● **THE EXERCISE**: From the listing below, extract every line in which the word "label" appears.

####

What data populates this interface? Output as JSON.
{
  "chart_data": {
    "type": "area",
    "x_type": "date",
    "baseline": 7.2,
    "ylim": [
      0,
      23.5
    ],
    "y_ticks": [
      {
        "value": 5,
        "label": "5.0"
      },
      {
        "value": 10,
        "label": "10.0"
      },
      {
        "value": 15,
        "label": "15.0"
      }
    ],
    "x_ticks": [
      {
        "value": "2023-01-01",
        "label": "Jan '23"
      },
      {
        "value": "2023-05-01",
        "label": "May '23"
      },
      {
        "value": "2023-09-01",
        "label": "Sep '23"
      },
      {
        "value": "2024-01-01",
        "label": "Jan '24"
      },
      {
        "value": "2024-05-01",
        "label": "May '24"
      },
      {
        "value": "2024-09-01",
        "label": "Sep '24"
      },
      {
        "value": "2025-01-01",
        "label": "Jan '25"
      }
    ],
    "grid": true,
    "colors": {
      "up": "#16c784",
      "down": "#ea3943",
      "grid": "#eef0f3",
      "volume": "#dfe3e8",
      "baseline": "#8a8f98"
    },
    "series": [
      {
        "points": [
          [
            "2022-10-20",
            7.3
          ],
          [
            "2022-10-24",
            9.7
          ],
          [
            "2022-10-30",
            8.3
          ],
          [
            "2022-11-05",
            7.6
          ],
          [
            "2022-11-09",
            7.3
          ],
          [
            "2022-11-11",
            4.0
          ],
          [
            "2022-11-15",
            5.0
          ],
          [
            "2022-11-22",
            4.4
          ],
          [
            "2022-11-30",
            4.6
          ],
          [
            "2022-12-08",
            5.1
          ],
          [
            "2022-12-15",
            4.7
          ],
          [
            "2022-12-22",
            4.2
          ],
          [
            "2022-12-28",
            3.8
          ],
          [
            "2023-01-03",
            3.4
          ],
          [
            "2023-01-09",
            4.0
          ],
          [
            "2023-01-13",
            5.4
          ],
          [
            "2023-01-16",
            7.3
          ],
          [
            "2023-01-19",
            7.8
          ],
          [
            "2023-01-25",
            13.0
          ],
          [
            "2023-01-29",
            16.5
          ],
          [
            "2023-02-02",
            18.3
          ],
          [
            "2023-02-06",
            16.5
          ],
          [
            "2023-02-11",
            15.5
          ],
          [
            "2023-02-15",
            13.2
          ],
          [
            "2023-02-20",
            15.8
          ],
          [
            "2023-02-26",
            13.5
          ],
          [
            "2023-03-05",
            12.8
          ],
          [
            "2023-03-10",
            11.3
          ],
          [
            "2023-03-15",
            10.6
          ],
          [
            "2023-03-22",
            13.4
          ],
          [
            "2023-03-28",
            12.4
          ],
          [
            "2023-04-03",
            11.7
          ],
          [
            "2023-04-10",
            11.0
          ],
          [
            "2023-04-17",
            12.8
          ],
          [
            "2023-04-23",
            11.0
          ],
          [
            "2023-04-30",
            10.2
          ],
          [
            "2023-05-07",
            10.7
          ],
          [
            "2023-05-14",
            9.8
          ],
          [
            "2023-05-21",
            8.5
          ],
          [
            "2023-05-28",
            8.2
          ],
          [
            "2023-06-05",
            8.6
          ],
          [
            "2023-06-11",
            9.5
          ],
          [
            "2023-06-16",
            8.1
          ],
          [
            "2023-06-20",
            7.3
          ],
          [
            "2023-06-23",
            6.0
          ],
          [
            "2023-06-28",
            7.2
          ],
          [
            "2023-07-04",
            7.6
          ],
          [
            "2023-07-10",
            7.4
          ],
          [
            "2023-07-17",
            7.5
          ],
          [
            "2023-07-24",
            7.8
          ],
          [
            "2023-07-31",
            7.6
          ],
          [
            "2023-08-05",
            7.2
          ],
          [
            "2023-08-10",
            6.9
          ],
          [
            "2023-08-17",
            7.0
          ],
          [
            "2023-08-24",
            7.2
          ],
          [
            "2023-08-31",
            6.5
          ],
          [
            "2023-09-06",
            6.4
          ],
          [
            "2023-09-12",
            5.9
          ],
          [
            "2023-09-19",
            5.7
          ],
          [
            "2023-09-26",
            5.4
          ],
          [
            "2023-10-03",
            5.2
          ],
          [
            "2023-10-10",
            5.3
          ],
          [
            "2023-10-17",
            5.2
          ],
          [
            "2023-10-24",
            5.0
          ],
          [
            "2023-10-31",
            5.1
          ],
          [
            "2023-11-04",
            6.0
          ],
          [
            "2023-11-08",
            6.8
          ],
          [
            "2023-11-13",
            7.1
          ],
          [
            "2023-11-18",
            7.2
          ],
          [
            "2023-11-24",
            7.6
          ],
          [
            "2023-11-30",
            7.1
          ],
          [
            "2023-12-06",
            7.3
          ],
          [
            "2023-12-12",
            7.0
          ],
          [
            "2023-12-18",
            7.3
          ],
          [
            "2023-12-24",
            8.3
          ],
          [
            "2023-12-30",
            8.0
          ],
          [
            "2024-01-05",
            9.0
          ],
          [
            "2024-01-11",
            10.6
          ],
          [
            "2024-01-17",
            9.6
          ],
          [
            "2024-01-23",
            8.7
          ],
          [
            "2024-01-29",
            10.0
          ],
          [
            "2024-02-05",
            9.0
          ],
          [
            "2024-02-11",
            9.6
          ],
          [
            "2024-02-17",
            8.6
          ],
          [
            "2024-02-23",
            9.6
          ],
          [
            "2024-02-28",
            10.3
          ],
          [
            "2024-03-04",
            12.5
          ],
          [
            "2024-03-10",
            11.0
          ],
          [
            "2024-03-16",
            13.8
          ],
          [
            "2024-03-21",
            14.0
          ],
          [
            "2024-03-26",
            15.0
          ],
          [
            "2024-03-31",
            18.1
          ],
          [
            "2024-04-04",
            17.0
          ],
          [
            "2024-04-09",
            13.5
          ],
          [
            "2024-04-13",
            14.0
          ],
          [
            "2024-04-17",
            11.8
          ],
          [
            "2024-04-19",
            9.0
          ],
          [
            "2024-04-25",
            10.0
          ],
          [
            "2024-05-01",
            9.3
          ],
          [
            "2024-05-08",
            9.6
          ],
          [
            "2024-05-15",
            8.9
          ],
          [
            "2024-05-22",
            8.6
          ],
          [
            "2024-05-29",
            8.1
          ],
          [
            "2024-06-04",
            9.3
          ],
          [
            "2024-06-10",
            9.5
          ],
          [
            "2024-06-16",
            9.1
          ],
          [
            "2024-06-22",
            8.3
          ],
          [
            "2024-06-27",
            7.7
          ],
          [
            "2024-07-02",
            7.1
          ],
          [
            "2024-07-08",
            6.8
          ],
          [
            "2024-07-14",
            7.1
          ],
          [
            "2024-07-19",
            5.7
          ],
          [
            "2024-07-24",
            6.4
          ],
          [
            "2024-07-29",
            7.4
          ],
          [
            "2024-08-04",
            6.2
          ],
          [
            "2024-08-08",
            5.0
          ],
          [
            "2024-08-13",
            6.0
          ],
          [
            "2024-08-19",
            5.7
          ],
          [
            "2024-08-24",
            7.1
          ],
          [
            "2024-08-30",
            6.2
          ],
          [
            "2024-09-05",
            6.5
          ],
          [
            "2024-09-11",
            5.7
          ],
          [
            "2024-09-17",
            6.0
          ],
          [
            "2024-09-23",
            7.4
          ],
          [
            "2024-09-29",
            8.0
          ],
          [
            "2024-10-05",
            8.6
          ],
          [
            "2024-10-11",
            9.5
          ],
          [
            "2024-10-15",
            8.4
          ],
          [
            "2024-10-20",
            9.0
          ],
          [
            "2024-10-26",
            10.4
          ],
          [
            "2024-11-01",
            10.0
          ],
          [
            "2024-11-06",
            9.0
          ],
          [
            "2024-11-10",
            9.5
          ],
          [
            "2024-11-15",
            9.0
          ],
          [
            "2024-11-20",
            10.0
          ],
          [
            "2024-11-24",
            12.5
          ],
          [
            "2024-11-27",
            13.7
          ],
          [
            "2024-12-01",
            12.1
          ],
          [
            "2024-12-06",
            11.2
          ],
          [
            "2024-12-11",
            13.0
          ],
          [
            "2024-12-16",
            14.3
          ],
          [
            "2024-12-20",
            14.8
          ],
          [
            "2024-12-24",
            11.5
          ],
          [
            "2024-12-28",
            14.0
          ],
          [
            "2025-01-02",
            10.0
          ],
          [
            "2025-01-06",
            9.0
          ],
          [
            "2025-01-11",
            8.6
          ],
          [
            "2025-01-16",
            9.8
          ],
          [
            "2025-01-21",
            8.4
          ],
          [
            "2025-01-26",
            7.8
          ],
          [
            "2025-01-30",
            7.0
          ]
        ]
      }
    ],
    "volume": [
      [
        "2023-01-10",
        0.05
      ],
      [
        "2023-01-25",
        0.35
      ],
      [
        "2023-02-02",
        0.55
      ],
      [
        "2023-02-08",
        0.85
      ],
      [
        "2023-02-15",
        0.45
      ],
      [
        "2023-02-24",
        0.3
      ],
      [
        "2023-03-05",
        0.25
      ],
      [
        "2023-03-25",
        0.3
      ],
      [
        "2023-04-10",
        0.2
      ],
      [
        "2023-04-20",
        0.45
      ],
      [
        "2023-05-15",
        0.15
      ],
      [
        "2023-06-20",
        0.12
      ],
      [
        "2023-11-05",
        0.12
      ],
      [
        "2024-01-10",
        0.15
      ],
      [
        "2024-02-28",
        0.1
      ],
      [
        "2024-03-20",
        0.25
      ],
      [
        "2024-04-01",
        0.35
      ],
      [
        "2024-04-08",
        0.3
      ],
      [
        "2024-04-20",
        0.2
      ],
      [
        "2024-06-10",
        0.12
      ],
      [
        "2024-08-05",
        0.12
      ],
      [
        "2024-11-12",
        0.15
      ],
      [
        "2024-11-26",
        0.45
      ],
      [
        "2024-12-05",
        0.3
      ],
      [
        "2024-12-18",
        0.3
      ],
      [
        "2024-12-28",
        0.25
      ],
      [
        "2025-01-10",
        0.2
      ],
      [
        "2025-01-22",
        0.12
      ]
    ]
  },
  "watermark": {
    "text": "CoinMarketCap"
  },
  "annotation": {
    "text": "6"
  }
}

####

● **RESPONSE FOR THIS EXERCISE**:
        "label": "5.0"
        "label": "10.0"
        "label": "15.0"
        "label": "Jan '23"
        "label": "May '23"
        "label": "Sep '23"
        "label": "Jan '24"
        "label": "May '24"
        "label": "Sep '24"
        "label": "Jan '25"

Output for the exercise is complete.